=== ENTRIES SUPPLIED ===
▬▬▬▬▬▬

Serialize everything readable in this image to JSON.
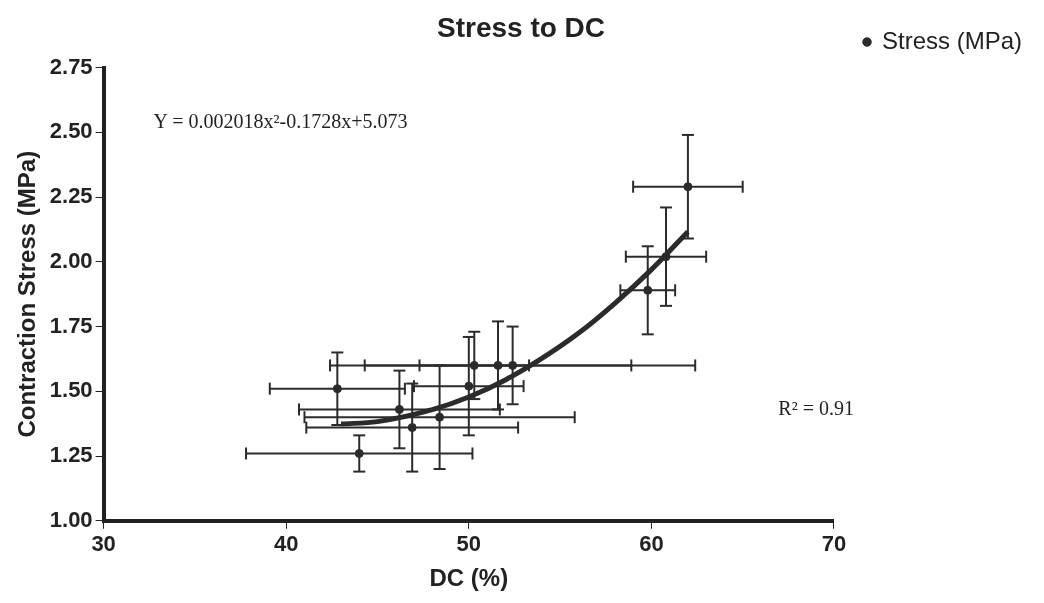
{
  "chart_data": {
    "type": "scatter",
    "title": "Stress to DC",
    "xlabel": "DC (%)",
    "ylabel": "Contraction Stress (MPa)",
    "xlim": [
      30,
      70
    ],
    "xticks": [
      30,
      40,
      50,
      60,
      70
    ],
    "ylim": [
      1,
      2.75
    ],
    "yticks": [
      {
        "value": 1,
        "label": "1.00"
      },
      {
        "value": 1.25,
        "label": "1.25"
      },
      {
        "value": 1.5,
        "label": "1.50"
      },
      {
        "value": 1.75,
        "label": "1.75"
      },
      {
        "value": 2,
        "label": "2.00"
      },
      {
        "value": 2.25,
        "label": "2.25"
      },
      {
        "value": 2.5,
        "label": "2.50"
      },
      {
        "value": 2.75,
        "label": "2.75"
      }
    ],
    "series": [
      {
        "name": "Stress (MPa)",
        "color": "#2b2b2b",
        "marker": "circle",
        "x": [
          42.8,
          44.0,
          46.2,
          46.9,
          48.4,
          50.0,
          50.3,
          51.6,
          52.4,
          59.8,
          60.8,
          62.0
        ],
        "values": [
          1.51,
          1.26,
          1.43,
          1.36,
          1.4,
          1.52,
          1.6,
          1.6,
          1.6,
          1.89,
          2.02,
          2.29
        ],
        "errors": [
          0.14,
          0.07,
          0.15,
          0.17,
          0.2,
          0.19,
          0.13,
          0.17,
          0.15,
          0.17,
          0.19,
          0.2
        ],
        "xerrors": [
          3.7,
          6.2,
          5.5,
          5.8,
          7.4,
          3,
          3,
          7.3,
          10,
          1.5,
          2.2,
          3
        ]
      },
      {
        "type": "line",
        "color": "#2b2b2b",
        "line_style": "solid",
        "marker": "none",
        "x": [
          43,
          45,
          48,
          50,
          52,
          54,
          56,
          58,
          60,
          62
        ],
        "values": [
          1.374,
          1.383,
          1.429,
          1.478,
          1.544,
          1.627,
          1.724,
          1.84,
          1.97,
          2.116
        ]
      }
    ],
    "annotations": [
      "Y = 0.002018x²-0.1728x+5.073",
      "R² = 0.91"
    ],
    "legend": "top right",
    "grid": false
  }
}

▬▬▬▬▬▬

=== PROBLEM STATEMENT ===
Work out the number of lines in this listing that include the word "Stress". Reply with that number only.

=== RESULT OF THE TASK ===
3